_Data:_
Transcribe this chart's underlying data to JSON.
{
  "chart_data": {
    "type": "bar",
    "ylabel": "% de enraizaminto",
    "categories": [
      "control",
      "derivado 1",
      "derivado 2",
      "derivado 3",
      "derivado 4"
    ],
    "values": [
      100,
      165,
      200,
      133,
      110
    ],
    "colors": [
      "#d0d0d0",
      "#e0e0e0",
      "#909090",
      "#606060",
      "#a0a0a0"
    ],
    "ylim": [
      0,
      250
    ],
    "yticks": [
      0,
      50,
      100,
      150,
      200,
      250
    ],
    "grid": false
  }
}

...

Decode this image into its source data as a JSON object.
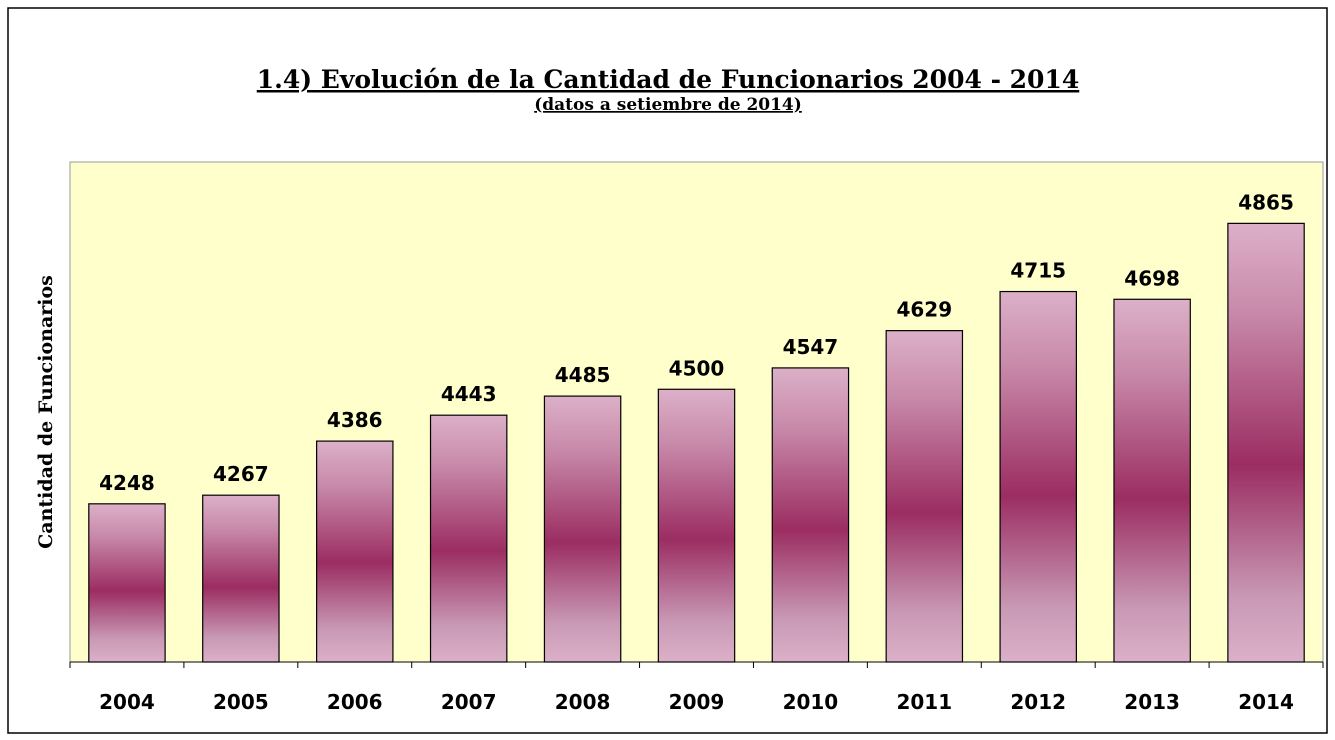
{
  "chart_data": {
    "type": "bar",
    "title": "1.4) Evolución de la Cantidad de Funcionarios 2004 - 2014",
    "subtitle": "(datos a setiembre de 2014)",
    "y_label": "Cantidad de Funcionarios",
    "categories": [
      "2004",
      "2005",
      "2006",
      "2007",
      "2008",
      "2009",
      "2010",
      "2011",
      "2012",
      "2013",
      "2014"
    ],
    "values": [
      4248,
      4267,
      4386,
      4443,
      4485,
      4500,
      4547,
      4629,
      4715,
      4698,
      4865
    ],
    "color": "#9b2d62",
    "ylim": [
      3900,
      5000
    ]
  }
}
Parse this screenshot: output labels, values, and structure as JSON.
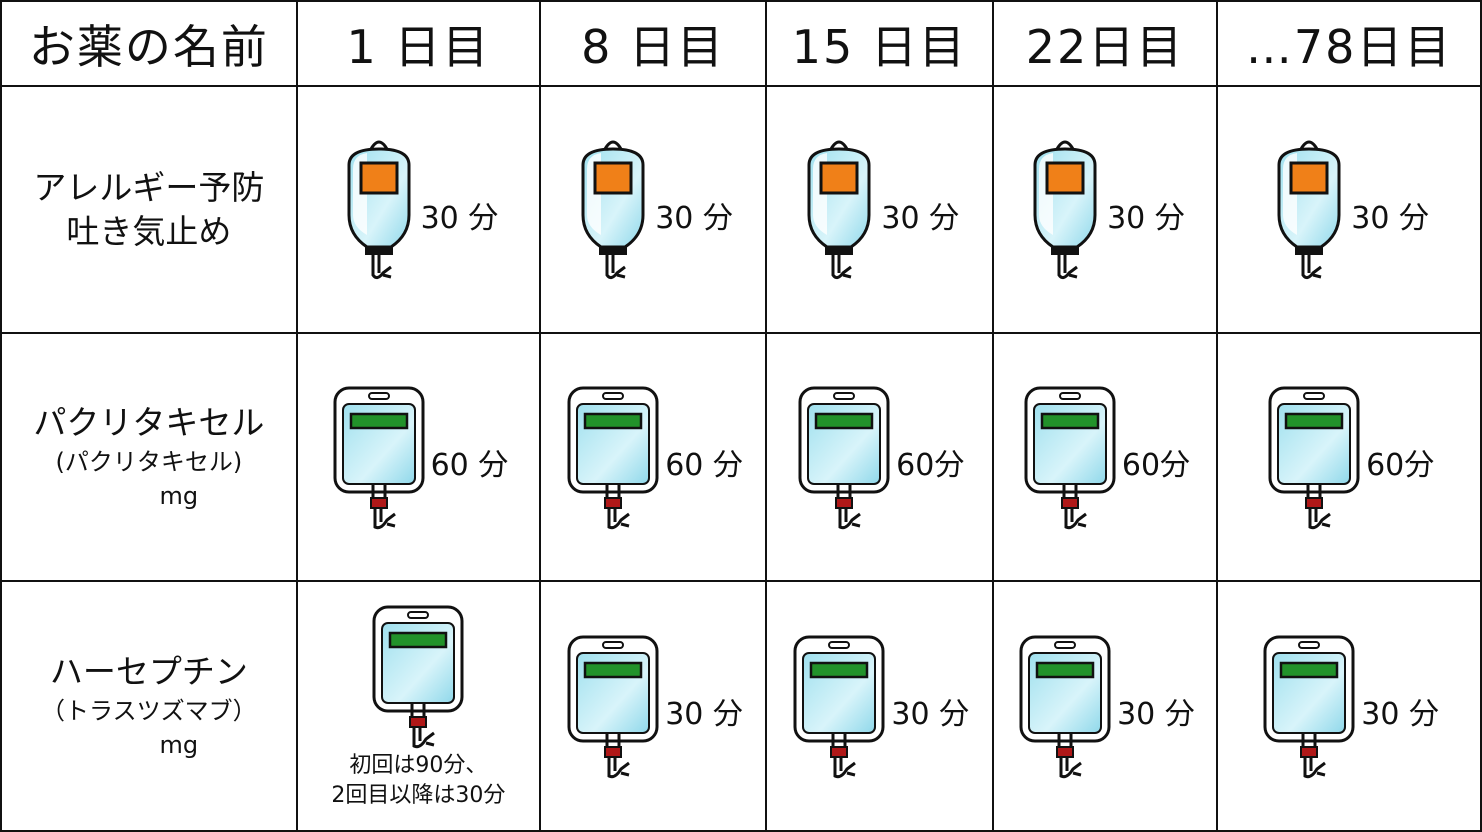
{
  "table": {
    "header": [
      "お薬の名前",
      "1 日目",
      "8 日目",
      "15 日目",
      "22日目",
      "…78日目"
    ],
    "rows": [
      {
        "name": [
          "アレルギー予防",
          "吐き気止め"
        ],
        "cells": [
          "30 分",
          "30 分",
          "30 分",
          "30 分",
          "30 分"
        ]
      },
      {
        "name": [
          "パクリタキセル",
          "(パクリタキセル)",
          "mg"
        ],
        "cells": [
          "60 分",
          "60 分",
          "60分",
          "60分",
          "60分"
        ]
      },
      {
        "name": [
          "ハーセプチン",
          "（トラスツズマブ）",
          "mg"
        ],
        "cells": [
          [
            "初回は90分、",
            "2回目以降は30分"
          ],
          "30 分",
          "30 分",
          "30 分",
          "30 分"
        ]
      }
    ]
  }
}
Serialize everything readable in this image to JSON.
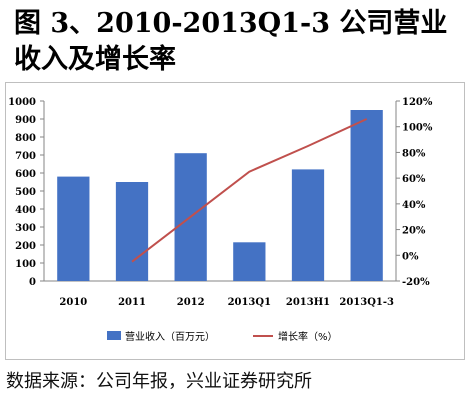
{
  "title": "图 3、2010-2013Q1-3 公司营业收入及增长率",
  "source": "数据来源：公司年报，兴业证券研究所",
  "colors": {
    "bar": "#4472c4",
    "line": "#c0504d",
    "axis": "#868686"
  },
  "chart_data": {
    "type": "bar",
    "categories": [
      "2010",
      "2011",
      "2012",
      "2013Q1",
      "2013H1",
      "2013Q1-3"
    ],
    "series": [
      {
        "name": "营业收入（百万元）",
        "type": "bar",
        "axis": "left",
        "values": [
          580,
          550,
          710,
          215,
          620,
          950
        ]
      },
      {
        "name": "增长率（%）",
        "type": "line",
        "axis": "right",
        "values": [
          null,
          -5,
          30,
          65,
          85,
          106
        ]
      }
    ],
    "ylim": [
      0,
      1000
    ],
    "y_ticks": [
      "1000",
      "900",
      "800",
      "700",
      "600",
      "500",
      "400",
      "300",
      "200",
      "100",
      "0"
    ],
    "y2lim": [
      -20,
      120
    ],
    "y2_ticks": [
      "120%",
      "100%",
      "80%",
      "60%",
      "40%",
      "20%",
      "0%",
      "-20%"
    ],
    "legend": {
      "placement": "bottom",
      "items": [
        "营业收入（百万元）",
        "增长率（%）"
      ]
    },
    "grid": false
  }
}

...

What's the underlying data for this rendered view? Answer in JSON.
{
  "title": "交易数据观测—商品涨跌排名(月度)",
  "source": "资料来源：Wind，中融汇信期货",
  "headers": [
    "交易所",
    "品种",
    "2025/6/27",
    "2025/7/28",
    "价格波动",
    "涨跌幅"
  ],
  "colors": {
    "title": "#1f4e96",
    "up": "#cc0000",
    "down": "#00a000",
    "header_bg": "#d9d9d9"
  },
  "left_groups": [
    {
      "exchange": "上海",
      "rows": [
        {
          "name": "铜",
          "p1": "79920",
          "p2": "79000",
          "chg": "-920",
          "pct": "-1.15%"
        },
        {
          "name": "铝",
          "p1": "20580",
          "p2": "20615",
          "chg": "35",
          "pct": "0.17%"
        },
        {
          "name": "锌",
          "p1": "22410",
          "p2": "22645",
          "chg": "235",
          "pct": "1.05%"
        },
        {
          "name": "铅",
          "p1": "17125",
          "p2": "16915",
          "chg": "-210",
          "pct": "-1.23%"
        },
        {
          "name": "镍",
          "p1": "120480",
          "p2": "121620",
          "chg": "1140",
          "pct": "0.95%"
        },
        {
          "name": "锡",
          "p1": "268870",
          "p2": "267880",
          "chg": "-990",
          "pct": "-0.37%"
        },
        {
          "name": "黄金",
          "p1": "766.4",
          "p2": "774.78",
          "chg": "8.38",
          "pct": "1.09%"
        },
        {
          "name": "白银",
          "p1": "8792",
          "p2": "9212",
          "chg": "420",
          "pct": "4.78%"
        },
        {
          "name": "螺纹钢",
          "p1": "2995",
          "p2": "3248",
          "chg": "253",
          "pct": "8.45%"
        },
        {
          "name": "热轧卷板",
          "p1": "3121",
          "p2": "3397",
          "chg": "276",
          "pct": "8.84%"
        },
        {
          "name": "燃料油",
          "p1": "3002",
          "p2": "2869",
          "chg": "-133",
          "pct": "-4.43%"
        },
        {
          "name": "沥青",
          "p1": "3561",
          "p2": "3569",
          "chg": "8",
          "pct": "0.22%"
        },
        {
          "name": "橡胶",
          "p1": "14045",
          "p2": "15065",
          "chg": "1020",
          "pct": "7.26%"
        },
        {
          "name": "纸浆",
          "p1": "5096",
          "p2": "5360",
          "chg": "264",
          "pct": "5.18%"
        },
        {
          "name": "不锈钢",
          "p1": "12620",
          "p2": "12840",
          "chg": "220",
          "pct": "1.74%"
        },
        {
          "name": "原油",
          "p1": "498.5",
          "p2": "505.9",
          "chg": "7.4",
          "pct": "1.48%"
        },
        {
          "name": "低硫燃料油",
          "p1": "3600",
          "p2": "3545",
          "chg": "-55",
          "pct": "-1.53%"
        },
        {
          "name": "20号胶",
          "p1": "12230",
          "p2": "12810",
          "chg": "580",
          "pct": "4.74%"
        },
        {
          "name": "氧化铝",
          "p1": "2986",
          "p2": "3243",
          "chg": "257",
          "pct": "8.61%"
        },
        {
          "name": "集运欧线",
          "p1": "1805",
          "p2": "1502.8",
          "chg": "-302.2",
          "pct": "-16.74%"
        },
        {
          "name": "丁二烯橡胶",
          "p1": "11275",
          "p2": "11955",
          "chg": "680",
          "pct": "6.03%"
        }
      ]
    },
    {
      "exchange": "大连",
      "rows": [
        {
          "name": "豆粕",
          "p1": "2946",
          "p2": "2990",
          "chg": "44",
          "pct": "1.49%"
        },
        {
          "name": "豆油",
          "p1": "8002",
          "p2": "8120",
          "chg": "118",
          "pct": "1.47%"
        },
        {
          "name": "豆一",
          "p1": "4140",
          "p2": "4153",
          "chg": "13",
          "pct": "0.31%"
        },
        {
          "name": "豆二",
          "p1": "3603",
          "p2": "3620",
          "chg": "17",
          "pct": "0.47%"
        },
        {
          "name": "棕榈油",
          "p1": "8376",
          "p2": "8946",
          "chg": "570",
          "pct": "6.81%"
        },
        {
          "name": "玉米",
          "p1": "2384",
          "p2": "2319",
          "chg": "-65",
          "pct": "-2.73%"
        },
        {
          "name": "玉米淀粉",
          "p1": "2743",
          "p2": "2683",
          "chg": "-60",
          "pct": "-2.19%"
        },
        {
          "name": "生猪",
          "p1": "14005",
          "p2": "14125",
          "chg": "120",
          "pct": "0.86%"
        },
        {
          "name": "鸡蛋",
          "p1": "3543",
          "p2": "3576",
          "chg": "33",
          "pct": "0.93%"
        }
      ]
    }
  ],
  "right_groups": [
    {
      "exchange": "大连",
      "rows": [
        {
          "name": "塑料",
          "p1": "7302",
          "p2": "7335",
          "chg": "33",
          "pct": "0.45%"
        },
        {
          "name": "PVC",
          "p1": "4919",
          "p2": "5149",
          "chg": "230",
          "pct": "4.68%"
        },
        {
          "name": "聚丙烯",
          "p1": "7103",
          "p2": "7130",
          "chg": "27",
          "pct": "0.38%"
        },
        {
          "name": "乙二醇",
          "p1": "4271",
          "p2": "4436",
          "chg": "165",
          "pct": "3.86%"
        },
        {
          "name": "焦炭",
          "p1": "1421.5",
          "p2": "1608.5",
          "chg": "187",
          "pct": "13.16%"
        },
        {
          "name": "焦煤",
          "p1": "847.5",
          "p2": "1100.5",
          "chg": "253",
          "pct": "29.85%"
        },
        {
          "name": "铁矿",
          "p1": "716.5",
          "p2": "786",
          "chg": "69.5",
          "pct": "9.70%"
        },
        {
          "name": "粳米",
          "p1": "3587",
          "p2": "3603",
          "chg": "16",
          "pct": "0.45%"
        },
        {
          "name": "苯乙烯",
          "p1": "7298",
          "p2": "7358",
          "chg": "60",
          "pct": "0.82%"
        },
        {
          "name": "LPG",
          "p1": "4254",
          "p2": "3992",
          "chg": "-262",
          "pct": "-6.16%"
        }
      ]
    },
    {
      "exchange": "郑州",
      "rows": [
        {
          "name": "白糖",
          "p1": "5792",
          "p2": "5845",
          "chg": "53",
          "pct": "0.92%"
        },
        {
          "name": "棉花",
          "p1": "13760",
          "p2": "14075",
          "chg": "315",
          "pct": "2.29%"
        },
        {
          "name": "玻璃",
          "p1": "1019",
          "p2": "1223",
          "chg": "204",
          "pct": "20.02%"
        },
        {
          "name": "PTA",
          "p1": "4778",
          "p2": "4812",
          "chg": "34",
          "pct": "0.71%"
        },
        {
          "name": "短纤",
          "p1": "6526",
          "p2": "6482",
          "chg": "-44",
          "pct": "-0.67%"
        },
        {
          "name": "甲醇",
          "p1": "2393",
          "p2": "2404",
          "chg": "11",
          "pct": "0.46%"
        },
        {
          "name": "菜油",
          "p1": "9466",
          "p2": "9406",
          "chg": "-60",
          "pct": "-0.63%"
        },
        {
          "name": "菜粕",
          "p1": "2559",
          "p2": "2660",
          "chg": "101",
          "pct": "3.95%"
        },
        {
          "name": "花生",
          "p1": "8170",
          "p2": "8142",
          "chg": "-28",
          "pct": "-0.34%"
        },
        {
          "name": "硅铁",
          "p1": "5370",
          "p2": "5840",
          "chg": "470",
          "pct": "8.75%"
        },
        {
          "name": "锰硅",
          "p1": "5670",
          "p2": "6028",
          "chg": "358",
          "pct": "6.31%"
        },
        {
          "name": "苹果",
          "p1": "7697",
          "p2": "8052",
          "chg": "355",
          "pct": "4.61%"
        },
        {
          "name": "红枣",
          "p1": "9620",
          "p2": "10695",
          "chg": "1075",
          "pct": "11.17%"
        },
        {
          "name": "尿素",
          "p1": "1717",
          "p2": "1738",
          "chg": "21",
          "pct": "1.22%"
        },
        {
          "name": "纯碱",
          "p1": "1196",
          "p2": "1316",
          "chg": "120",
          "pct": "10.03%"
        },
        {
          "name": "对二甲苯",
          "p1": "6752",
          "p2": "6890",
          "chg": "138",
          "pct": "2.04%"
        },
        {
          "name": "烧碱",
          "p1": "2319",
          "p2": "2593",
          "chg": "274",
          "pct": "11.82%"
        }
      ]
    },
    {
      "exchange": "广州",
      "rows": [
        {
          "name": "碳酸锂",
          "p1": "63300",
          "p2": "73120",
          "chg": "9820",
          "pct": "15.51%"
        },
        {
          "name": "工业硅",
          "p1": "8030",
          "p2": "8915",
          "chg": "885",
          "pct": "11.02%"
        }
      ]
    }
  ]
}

_Description of the task:_ How many lines in the listing above contain the string "source"? Answer with the number only.

_Exercise answer:_ 3